> _TASK BRIEF_
Extract every line from the records below that contains the word "Skoledirektør".

> _MATERIAL FOR THIS TASK_
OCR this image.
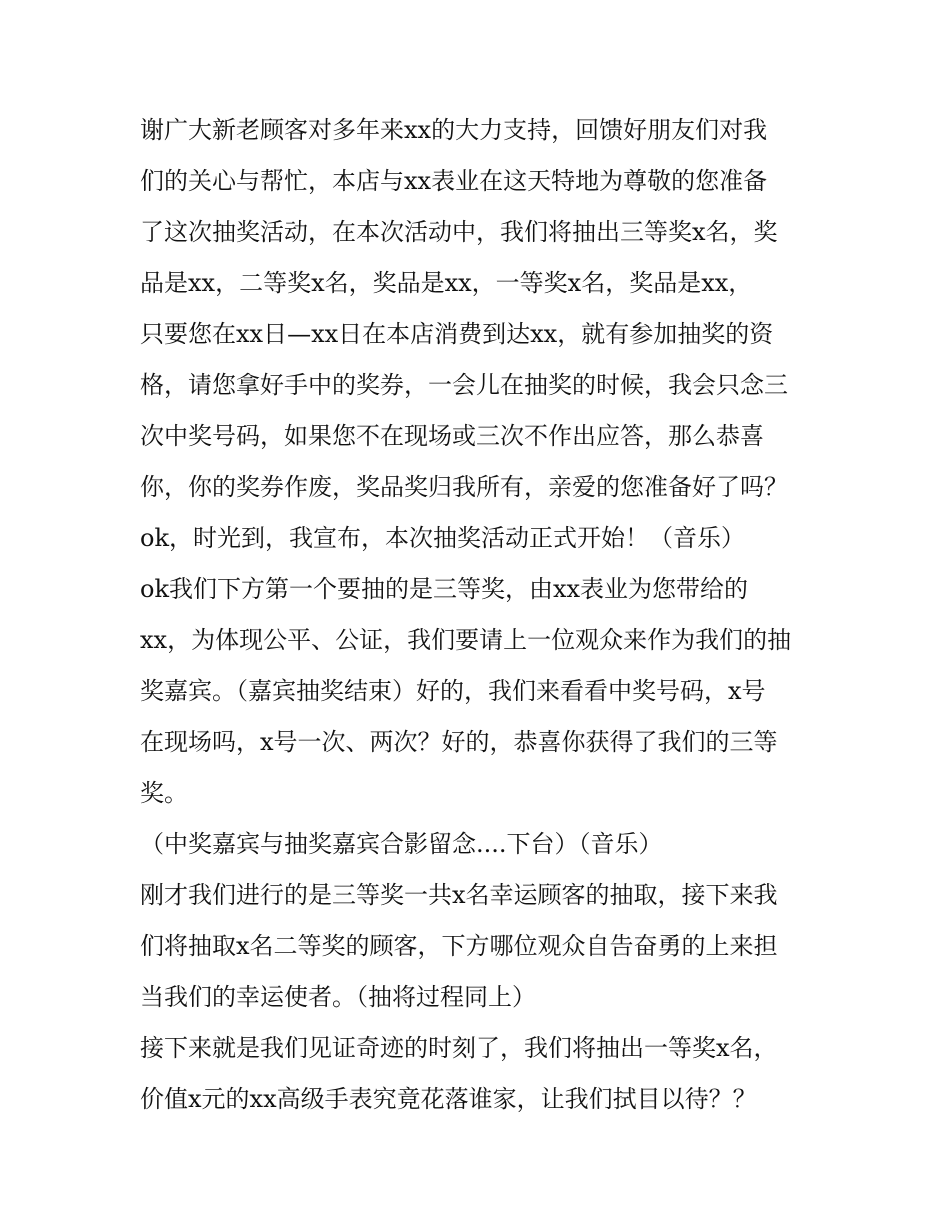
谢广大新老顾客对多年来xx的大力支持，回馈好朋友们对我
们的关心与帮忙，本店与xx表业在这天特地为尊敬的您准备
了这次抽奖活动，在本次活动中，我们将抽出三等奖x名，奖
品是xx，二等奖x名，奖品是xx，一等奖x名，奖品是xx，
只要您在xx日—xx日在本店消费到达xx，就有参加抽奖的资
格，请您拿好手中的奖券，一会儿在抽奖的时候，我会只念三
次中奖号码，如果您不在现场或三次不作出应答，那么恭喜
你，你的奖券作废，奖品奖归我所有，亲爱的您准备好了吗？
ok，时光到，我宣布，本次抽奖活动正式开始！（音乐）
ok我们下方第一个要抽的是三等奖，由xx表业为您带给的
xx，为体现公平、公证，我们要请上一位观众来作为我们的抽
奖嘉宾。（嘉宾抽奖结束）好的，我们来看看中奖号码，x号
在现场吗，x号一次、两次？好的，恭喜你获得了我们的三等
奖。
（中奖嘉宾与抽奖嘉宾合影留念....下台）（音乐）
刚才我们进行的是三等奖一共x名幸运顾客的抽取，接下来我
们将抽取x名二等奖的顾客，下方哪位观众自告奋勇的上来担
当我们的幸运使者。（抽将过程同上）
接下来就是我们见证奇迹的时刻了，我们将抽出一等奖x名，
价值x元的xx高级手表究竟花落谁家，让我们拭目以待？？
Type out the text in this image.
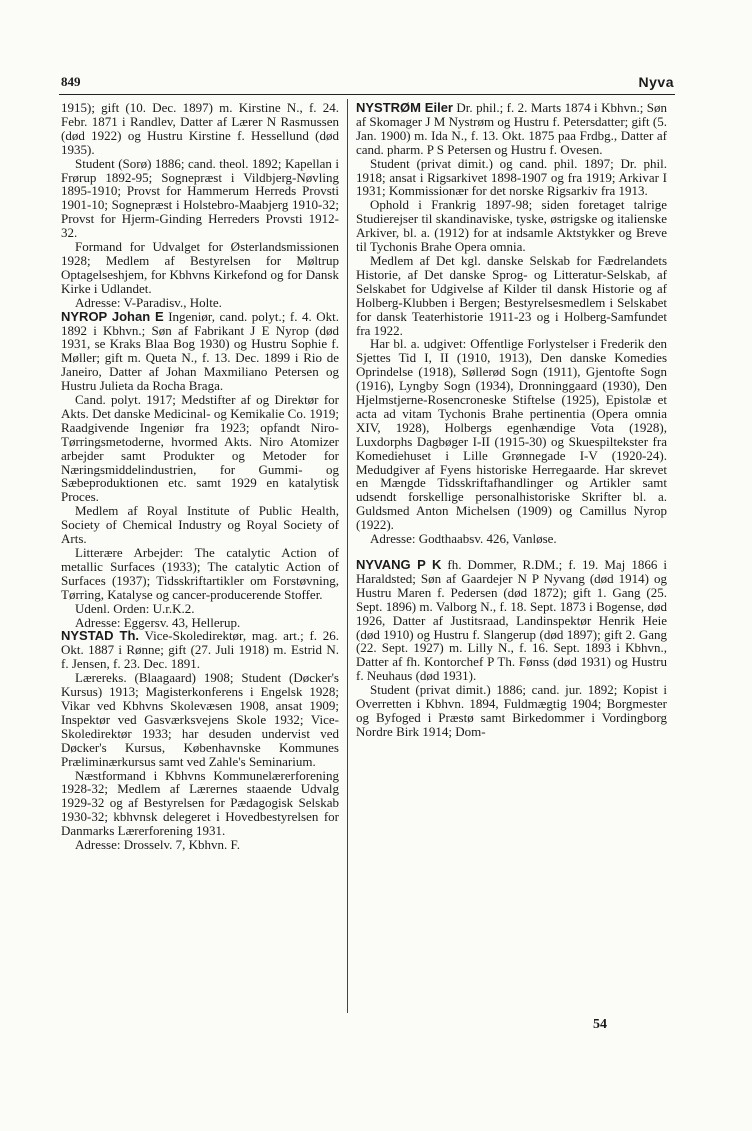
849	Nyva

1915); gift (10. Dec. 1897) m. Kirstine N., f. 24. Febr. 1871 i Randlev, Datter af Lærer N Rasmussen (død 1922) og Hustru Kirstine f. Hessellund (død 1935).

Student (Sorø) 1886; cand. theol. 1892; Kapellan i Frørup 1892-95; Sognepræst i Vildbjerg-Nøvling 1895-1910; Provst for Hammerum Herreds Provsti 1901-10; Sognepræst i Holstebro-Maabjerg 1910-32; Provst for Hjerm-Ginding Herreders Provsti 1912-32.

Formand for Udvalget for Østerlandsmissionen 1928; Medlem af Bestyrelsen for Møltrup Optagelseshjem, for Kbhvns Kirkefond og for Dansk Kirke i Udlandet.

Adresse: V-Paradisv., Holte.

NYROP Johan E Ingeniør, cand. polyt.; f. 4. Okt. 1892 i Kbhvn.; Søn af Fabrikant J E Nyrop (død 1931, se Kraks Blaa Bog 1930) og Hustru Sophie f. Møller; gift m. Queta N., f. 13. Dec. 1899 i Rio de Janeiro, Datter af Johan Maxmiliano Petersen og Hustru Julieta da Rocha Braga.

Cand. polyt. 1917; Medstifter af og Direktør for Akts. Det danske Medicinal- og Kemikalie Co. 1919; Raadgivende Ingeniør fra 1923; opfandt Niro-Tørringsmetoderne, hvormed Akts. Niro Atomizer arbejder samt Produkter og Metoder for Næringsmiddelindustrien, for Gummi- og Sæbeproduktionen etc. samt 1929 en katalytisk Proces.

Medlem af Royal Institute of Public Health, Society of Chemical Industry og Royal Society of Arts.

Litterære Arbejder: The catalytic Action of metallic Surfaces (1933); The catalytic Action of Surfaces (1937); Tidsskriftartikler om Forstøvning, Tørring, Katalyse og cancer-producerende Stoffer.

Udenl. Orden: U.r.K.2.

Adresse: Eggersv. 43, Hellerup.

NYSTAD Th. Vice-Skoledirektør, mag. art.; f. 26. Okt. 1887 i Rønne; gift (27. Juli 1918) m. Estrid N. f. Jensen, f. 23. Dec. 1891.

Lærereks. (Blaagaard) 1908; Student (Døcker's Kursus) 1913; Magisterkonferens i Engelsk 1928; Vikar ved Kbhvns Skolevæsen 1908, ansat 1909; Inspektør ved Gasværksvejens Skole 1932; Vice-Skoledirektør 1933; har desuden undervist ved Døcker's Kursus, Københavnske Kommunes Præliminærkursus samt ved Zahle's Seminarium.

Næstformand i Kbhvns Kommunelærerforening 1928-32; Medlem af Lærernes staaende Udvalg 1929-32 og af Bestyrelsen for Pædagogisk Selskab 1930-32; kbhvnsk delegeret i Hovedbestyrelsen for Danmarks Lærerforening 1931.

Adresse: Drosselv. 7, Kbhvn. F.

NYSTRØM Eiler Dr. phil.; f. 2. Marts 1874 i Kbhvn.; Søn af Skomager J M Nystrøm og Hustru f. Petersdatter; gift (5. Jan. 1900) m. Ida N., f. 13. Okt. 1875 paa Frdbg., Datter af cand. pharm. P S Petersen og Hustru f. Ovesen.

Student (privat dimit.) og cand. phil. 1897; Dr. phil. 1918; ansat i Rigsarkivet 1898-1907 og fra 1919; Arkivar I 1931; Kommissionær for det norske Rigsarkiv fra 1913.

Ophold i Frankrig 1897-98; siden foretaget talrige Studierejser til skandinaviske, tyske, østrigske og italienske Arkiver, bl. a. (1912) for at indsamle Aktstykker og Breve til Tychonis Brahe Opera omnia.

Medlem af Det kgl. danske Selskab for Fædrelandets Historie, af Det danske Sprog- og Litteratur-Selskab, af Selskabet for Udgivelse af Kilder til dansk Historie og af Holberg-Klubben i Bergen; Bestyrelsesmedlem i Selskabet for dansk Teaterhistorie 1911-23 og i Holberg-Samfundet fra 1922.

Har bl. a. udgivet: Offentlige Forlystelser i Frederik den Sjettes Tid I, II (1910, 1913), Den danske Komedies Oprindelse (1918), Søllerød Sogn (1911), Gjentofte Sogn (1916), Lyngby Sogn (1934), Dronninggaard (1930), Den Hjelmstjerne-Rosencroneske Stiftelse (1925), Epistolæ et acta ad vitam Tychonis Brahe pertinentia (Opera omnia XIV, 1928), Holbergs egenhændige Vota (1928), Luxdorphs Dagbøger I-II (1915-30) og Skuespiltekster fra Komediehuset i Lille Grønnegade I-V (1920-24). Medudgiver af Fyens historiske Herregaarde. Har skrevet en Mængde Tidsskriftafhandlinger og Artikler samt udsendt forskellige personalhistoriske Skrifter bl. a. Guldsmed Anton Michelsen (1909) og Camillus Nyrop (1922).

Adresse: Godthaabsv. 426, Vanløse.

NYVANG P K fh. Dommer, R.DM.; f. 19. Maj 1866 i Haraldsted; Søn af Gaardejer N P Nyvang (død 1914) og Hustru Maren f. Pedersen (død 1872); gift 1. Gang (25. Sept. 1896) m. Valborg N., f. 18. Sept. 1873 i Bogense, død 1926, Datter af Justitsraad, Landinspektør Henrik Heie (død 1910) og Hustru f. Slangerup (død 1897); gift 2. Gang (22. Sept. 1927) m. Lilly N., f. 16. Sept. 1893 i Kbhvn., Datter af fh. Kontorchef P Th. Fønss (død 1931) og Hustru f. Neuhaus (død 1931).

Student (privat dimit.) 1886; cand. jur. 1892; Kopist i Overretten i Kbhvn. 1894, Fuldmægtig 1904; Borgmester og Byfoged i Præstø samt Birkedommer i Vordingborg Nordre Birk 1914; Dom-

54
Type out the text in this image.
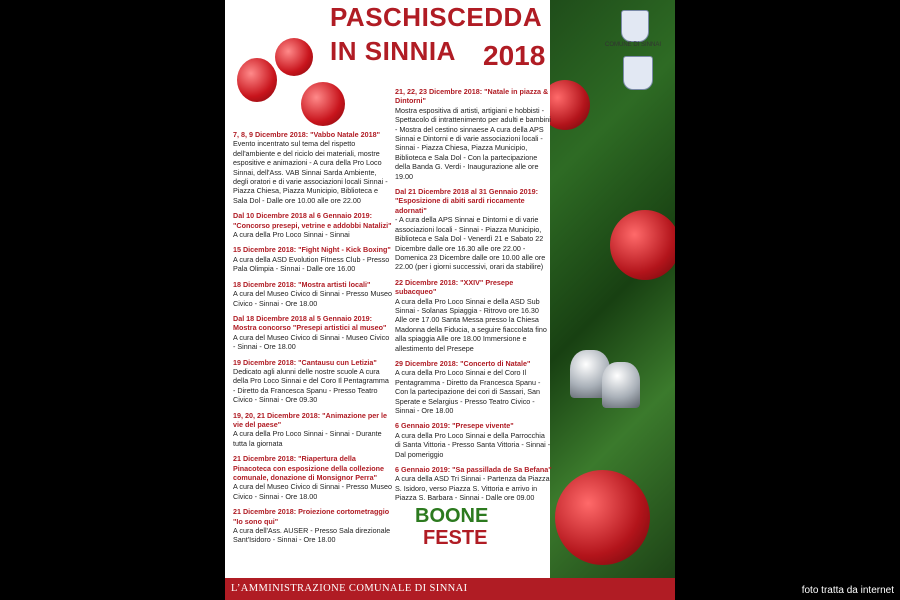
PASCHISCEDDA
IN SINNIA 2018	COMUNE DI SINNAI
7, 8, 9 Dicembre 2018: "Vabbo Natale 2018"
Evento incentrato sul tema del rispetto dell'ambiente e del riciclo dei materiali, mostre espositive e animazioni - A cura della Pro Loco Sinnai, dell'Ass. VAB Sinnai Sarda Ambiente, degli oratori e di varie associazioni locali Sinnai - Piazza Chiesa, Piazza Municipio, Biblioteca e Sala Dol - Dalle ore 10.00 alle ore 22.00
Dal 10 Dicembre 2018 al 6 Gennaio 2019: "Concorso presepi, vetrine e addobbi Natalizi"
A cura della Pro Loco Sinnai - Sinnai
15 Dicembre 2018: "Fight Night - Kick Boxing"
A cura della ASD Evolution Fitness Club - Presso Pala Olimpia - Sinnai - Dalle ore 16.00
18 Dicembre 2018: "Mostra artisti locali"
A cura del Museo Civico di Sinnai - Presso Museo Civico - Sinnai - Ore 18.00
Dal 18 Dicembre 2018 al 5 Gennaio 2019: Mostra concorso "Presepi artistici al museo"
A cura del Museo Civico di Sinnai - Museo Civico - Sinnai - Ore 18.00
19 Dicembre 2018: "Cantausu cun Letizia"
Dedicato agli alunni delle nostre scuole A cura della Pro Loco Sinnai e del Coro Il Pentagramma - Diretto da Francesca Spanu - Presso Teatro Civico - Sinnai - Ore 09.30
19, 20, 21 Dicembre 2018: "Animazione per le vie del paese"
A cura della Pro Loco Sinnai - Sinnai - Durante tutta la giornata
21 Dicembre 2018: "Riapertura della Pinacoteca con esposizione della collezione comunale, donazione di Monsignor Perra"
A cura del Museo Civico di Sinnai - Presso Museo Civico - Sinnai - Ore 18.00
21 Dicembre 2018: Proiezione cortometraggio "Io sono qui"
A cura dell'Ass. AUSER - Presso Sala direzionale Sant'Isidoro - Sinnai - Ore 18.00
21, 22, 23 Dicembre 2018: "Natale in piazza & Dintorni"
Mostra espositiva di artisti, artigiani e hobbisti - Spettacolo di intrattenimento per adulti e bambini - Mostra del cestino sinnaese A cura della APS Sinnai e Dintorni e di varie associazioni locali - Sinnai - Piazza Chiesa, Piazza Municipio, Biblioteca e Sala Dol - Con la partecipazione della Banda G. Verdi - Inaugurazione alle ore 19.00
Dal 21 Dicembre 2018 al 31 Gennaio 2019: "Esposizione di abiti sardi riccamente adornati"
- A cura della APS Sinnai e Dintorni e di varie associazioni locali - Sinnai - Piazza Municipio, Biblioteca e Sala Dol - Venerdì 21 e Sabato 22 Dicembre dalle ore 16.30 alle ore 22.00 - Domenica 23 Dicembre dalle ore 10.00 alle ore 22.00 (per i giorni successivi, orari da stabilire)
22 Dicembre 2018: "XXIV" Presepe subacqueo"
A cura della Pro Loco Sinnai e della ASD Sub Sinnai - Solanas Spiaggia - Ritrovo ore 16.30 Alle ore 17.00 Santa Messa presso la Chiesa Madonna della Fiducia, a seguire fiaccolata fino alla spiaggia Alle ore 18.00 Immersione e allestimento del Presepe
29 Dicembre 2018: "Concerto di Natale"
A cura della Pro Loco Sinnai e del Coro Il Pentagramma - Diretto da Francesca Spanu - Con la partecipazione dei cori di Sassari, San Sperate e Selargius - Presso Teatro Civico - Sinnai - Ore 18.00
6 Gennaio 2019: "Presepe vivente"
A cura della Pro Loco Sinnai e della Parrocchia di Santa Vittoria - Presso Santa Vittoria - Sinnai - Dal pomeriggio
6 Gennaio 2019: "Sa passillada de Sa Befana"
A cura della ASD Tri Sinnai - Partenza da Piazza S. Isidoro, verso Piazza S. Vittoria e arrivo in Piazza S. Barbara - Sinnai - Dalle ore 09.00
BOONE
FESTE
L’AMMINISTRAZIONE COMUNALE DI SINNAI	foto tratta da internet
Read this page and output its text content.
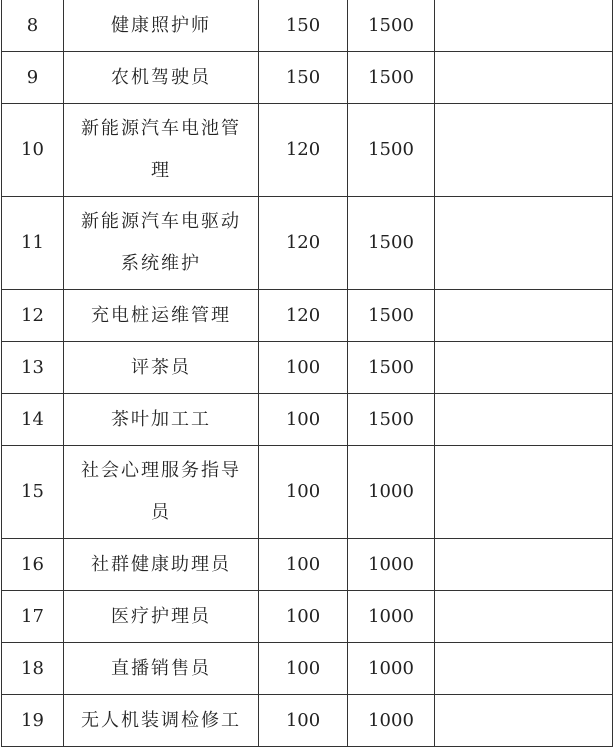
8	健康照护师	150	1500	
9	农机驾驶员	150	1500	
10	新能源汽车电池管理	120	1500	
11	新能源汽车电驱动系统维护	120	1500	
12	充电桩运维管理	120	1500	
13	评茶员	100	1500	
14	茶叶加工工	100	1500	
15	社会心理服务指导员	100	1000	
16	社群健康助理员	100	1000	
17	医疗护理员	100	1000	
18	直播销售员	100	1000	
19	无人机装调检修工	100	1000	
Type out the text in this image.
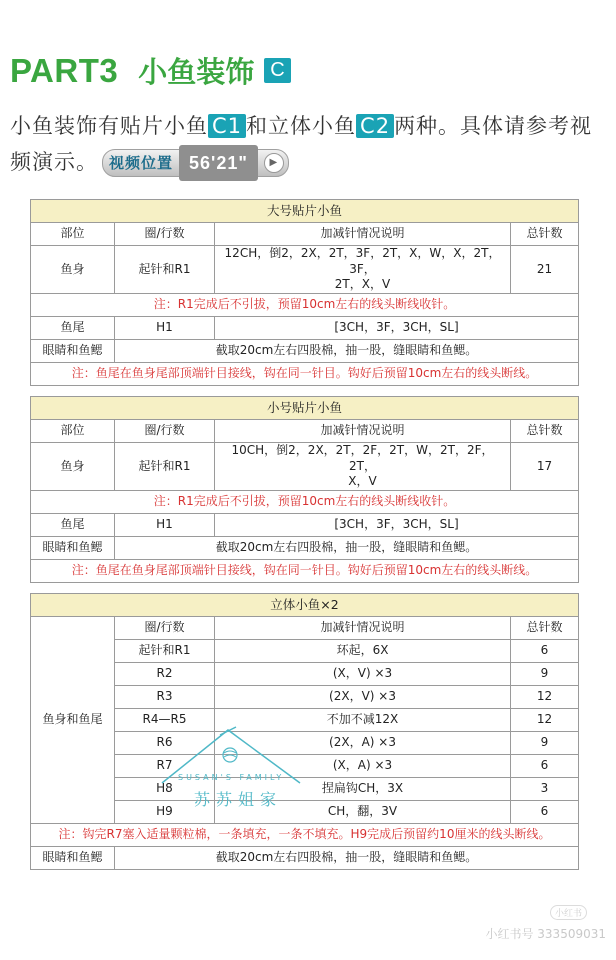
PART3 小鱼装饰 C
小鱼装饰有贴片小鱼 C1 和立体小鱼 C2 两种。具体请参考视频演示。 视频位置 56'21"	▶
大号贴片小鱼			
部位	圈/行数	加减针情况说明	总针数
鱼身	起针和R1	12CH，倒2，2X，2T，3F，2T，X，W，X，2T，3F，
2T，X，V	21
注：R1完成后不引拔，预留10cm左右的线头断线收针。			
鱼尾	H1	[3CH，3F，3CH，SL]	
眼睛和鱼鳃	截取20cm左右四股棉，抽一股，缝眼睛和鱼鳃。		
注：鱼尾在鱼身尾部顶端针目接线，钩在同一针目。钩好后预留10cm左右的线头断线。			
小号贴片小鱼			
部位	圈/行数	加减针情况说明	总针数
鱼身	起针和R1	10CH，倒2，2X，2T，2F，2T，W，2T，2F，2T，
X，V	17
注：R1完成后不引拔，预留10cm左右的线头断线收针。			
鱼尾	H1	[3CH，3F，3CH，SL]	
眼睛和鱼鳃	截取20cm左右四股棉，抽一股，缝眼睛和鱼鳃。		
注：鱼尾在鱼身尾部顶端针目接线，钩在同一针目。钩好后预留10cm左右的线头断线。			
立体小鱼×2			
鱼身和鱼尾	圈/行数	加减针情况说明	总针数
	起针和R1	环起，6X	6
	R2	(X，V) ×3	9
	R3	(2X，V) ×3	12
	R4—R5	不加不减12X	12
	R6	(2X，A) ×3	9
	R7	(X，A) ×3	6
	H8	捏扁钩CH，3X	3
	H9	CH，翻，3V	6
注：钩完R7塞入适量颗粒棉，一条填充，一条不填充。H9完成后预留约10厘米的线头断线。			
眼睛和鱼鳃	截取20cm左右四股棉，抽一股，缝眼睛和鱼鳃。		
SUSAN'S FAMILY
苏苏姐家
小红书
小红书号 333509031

> _SOLUTION TO THIS EXERCISE_
NYSTAD Th. Vice-Skoledirektør, mag. art.; f. 26. Okt. 1887 i Rønne; gift (27. Juli 1918) m. Estrid N. f. Jensen, f. 23. Dec. 1891.
Lærereks. (Blaagaard) 1908; Student (Døcker's Kursus) 1913; Magisterkonferens i Engelsk 1928; Vikar ved Kbhvns Skolevæsen 1908, ansat 1909; Inspektør ved Gasværksvejens Skole 1932; Vice-Skoledirektør 1933; har desuden undervist ved Døcker's Kursus, Københavnske Kommunes Præliminærkursus samt ved Zahle's Seminarium.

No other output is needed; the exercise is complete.